Write out, character for character, the line containing "Output the text content of this document." and all lines after it up to the end of the listing.
--------------------------------
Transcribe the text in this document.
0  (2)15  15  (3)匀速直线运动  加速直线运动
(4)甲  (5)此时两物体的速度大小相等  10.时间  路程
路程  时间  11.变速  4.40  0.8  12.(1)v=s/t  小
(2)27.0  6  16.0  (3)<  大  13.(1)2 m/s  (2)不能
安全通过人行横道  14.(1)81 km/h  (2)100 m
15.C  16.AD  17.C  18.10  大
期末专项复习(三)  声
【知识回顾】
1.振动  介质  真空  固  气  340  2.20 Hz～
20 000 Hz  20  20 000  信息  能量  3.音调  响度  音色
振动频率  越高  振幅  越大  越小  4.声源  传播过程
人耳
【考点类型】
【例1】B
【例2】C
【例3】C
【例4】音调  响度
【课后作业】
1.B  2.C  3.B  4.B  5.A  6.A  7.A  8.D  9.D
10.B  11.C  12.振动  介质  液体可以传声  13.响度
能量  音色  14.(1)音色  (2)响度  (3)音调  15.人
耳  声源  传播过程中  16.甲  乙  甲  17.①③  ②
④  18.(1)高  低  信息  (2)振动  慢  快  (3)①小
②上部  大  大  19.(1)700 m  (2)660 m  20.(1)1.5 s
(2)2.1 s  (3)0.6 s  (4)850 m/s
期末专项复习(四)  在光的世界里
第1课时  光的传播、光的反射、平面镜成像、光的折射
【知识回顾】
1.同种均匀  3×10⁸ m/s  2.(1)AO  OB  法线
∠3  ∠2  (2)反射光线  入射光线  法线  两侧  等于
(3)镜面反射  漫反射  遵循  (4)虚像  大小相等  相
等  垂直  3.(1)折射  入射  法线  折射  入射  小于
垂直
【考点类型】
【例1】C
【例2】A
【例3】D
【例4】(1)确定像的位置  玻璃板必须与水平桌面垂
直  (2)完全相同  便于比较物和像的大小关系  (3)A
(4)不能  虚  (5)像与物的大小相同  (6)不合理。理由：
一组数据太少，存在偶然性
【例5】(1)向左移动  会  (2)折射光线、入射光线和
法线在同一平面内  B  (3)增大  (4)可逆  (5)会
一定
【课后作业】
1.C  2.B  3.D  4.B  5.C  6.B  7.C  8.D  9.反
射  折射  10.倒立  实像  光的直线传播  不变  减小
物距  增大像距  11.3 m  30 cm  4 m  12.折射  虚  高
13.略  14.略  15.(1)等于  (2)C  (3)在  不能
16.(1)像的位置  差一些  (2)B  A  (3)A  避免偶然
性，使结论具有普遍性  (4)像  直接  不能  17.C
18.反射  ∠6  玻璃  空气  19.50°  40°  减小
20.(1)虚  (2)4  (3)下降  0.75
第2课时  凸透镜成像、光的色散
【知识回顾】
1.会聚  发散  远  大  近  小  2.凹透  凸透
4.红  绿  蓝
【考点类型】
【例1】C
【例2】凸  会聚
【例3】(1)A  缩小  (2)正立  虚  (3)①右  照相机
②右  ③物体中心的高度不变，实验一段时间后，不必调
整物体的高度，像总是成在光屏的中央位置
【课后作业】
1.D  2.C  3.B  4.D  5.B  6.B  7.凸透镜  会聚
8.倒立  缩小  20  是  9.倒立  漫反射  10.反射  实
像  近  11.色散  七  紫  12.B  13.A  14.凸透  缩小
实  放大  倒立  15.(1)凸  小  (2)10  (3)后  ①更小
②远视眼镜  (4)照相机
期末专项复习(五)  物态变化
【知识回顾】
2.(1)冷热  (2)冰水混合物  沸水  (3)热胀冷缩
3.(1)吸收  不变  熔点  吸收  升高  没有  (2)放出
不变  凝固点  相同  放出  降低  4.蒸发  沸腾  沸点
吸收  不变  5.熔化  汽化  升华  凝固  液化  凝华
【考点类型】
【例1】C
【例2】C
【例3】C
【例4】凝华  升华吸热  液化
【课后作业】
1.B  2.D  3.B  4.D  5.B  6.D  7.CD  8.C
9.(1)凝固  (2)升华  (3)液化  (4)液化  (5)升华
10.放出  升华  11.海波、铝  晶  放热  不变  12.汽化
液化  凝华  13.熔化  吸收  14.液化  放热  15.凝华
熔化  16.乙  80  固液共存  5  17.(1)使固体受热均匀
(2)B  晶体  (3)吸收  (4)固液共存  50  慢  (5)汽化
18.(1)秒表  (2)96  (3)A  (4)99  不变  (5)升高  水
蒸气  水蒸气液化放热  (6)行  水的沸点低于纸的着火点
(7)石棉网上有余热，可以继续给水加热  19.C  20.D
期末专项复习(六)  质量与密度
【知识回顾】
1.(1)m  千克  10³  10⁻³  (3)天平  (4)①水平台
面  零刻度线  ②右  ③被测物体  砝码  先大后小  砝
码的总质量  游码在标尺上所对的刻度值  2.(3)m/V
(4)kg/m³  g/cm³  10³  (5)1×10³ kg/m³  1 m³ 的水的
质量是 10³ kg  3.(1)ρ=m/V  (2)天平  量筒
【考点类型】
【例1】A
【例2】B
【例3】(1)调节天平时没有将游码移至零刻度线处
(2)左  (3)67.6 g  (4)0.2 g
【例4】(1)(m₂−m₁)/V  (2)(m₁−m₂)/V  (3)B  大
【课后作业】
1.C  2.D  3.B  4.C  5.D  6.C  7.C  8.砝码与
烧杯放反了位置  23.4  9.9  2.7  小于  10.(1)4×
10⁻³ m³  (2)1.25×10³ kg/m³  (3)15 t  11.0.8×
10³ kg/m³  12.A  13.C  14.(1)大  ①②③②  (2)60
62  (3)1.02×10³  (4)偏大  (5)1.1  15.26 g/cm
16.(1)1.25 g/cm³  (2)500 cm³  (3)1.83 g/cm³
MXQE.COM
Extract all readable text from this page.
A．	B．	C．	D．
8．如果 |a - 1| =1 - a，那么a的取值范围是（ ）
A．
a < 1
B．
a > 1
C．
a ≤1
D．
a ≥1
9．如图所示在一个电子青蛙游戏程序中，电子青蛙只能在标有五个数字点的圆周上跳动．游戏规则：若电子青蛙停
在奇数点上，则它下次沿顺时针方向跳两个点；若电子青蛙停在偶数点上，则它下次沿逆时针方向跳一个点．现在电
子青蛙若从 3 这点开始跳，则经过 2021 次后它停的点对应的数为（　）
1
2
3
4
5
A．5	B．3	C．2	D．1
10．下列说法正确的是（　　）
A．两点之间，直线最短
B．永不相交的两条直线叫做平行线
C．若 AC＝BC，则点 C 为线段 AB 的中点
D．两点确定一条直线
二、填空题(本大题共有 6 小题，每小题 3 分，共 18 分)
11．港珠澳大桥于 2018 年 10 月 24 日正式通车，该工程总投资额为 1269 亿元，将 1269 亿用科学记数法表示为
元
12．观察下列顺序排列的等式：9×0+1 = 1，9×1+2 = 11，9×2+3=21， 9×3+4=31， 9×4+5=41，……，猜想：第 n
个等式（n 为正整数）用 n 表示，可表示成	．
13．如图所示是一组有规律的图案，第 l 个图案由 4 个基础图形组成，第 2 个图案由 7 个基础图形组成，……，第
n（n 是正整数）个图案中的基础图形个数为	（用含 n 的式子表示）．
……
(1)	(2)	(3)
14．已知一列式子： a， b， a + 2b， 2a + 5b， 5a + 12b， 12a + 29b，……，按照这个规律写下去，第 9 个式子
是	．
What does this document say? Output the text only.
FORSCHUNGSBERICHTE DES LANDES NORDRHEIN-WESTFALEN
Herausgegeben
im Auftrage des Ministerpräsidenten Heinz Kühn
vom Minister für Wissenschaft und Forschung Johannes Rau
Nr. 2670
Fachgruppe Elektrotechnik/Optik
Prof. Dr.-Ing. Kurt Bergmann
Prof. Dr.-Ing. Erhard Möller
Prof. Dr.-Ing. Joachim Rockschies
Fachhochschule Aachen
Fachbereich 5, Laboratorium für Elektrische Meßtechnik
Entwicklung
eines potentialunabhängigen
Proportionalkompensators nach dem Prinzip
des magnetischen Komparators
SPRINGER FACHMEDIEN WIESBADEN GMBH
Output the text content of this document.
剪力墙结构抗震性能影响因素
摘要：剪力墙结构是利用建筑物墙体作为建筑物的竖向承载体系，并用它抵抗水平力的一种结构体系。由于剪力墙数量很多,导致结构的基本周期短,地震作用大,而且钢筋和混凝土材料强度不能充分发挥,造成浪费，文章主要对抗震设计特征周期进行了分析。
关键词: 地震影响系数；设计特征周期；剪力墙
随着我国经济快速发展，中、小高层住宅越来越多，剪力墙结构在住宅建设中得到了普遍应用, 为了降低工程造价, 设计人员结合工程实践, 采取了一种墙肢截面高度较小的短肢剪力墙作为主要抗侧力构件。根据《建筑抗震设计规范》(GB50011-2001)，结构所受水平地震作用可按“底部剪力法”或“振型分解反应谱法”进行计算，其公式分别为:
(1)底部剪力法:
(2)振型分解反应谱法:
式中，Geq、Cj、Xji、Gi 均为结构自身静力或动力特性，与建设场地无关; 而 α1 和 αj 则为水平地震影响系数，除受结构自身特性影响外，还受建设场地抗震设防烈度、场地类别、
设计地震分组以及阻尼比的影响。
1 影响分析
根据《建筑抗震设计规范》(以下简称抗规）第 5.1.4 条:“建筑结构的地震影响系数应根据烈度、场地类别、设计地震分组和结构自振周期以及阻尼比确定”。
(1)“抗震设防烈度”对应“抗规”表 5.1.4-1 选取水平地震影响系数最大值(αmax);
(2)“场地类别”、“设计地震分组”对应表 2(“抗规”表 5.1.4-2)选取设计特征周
--------------------------------
Solution to this problem.
Output the text content of this document.
剪力墙结构抗震性能影响因素
摘要：剪力墙结构是利用建筑物墙体作为建筑物的竖向承载体系，并用它抵抗水平力的一种结构体系。由于剪力墙数量很多,导致结构的基本周期短,地震作用大,而且钢筋和混凝土材料强度不能充分发挥,造成浪费，文章主要对抗震设计特征周期进行了分析。
关键词: 地震影响系数；设计特征周期；剪力墙
随着我国经济快速发展，中、小高层住宅越来越多，剪力墙结构在住宅建设中得到了普遍应用, 为了降低工程造价, 设计人员结合工程实践, 采取了一种墙肢截面高度较小的短肢剪力墙作为主要抗侧力构件。根据《建筑抗震设计规范》(GB50011-2001)，结构所受水平地震作用可按“底部剪力法”或“振型分解反应谱法”进行计算，其公式分别为:
(1)底部剪力法:
(2)振型分解反应谱法:
式中，Geq、Cj、Xji、Gi 均为结构自身静力或动力特性，与建设场地无关; 而 α1 和 αj 则为水平地震影响系数，除受结构自身特性影响外，还受建设场地抗震设防烈度、场地类别、
设计地震分组以及阻尼比的影响。
1 影响分析
根据《建筑抗震设计规范》(以下简称抗规）第 5.1.4 条:“建筑结构的地震影响系数应根据烈度、场地类别、设计地震分组和结构自振周期以及阻尼比确定”。
(1)“抗震设防烈度”对应“抗规”表 5.1.4-1 选取水平地震影响系数最大值(αmax);
(2)“场地类别”、“设计地震分组”对应表 2(“抗规”表 5.1.4-2)选取设计特征周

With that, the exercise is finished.